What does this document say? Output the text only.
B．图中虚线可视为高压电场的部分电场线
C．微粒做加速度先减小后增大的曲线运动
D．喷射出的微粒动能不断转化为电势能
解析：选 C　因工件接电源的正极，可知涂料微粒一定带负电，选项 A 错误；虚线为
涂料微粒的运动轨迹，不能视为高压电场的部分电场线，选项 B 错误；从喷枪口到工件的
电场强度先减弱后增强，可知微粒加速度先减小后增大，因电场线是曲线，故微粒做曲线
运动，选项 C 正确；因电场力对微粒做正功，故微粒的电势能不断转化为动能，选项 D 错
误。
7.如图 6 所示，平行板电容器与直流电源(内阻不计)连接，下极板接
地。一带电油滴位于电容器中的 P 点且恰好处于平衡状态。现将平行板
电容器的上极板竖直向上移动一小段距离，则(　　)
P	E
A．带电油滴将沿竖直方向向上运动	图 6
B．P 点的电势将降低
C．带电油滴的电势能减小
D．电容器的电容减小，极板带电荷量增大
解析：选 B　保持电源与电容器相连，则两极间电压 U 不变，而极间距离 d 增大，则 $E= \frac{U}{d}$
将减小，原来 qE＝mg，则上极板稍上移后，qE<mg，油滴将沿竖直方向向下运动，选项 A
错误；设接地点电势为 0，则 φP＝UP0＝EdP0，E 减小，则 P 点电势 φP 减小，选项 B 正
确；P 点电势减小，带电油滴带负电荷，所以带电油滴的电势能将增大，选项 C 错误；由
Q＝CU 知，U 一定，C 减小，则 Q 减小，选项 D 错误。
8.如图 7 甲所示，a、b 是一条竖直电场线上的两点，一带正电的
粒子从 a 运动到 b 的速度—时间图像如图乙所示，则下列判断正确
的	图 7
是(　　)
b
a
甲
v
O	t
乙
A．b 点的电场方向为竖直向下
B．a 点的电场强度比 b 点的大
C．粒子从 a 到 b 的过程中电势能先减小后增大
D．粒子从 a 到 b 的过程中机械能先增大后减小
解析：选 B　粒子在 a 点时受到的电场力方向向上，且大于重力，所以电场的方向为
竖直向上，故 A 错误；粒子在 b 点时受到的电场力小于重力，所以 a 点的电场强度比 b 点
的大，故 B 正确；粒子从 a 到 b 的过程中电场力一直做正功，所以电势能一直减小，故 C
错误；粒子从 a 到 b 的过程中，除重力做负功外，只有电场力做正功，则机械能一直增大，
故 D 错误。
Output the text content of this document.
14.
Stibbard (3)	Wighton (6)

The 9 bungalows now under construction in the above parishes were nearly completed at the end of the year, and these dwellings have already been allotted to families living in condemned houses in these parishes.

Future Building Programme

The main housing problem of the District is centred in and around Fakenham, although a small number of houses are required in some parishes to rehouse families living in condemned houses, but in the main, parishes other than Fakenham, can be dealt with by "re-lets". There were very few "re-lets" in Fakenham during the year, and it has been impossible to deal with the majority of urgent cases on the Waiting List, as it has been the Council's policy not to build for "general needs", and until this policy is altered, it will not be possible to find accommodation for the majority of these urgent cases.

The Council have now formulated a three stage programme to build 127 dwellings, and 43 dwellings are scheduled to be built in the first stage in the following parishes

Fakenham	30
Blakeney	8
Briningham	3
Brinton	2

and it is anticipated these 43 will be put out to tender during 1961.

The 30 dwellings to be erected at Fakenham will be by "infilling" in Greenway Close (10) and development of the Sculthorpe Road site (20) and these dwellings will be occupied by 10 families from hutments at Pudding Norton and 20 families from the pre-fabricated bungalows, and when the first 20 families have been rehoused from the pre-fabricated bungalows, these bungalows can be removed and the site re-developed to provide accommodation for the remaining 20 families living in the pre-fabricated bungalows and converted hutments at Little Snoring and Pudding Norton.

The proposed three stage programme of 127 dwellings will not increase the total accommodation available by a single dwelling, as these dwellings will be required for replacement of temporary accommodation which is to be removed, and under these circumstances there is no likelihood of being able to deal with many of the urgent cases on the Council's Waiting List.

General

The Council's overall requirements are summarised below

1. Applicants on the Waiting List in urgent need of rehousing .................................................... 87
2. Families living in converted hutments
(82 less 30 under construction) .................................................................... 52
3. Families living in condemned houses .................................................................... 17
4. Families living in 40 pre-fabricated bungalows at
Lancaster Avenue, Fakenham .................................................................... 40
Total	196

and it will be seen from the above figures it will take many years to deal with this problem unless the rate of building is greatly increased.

» **What you need to do**: Locate the word "document" in the records and collect each line it appears in.

» **Full solution**:
What does this document say? Output the text only.
Output the text content of this document.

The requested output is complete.